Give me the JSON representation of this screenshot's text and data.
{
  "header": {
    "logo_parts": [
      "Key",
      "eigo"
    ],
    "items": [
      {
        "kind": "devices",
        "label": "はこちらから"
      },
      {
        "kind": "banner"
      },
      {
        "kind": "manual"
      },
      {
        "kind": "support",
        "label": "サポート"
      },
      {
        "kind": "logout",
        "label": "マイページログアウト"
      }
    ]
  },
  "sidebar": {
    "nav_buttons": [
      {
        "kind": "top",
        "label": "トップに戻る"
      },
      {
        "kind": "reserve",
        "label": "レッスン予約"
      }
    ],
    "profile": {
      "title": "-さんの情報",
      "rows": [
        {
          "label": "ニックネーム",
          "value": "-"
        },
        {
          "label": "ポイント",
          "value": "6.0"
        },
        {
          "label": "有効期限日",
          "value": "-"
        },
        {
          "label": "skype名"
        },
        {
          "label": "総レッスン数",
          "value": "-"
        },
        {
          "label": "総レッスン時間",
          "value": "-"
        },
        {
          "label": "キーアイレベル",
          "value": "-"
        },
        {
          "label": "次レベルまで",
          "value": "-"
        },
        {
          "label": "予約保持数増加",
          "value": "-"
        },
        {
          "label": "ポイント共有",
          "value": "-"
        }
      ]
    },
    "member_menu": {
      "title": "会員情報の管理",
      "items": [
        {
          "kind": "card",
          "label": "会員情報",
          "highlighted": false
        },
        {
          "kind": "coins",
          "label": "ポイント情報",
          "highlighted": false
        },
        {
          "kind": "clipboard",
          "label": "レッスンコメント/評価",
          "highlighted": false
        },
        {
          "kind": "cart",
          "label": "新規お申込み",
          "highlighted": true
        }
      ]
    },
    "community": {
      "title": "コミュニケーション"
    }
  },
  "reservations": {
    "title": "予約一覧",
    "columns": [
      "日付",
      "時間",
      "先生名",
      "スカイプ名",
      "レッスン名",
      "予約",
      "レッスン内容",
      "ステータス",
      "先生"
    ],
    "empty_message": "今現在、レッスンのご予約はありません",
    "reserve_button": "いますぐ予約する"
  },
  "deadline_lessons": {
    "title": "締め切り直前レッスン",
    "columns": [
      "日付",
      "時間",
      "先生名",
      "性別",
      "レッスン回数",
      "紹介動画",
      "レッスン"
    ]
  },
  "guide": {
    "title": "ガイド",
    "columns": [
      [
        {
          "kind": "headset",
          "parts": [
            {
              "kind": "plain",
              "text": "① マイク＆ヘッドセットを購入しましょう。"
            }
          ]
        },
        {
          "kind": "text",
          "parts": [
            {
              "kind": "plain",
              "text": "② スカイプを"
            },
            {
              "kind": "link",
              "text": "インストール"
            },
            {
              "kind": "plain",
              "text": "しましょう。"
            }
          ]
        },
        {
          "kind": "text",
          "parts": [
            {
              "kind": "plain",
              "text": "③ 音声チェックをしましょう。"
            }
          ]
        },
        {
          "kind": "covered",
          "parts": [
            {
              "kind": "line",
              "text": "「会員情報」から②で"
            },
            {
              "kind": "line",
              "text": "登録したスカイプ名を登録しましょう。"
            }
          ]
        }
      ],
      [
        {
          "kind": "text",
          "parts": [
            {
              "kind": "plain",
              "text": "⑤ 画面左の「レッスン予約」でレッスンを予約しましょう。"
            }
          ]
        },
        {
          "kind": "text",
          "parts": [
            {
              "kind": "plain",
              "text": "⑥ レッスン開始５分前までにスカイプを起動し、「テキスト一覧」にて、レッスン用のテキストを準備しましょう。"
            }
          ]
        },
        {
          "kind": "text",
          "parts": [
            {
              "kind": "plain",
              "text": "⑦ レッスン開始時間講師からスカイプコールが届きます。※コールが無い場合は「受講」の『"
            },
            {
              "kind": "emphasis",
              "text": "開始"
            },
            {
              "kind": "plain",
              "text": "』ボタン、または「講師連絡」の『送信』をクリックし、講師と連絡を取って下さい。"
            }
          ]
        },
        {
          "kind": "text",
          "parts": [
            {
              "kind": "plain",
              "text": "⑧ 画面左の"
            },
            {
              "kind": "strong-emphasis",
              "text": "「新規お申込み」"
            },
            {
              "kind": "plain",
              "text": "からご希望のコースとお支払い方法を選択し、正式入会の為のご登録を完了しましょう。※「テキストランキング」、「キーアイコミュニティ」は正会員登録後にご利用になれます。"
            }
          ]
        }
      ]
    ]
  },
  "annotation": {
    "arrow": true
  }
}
**********
Show all lines from the data above in which the word "title" appears.

      "title": "-さんの情報",
      "title": "会員情報の管理",
      "title": "コミュニケーション"
    "title": "予約一覧",
    "title": "締め切り直前レッスン",
    "title": "ガイド",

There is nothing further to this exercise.